Without the pictures, write out all the lines below exactly as they appear.

Data excerpts
=====
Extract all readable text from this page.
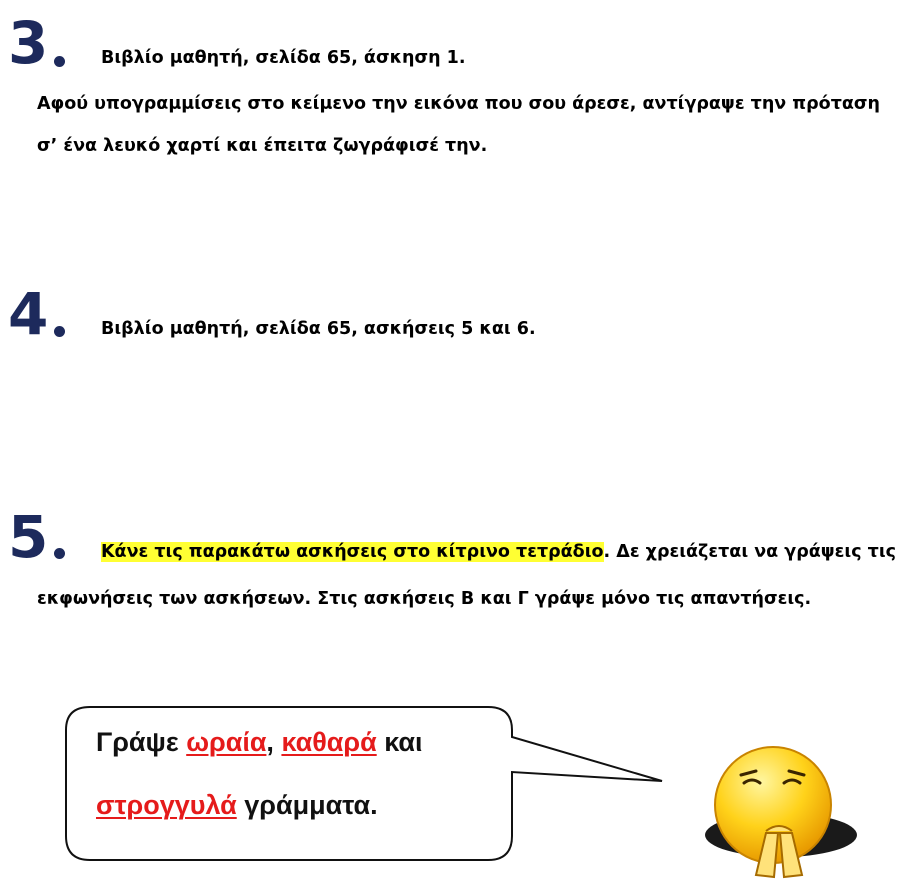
3	Βιβλίο μαθητή, σελίδα 65, άσκηση 1.
Αφού υπογραμμίσεις στο κείμενο την εικόνα που σου άρεσε, αντίγραψε την πρόταση
σ’ ένα λευκό χαρτί και έπειτα ζωγράφισέ την.
4	Βιβλίο μαθητή, σελίδα 65, ασκήσεις 5 και 6.
5	Κάνε τις παρακάτω ασκήσεις στο κίτρινο τετράδιο. Δε χρειάζεται να γράψεις τις
εκφωνήσεις των ασκήσεων. Στις ασκήσεις Β και Γ γράψε μόνο τις απαντήσεις.
Γράψε ωραία, καθαρά και
στρογγυλά γράμματα.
=====
## Result for this task
Extract all readable text from this page.
3	Βιβλίο μαθητή, σελίδα 65, άσκηση 1.
Αφού υπογραμμίσεις στο κείμενο την εικόνα που σου άρεσε, αντίγραψε την πρόταση
σ’ ένα λευκό χαρτί και έπειτα ζωγράφισέ την.
4	Βιβλίο μαθητή, σελίδα 65, ασκήσεις 5 και 6.
5	Κάνε τις παρακάτω ασκήσεις στο κίτρινο τετράδιο. Δε χρειάζεται να γράψεις τις
εκφωνήσεις των ασκήσεων. Στις ασκήσεις Β και Γ γράψε μόνο τις απαντήσεις.
Γράψε ωραία, καθαρά και
στρογγυλά γράμματα.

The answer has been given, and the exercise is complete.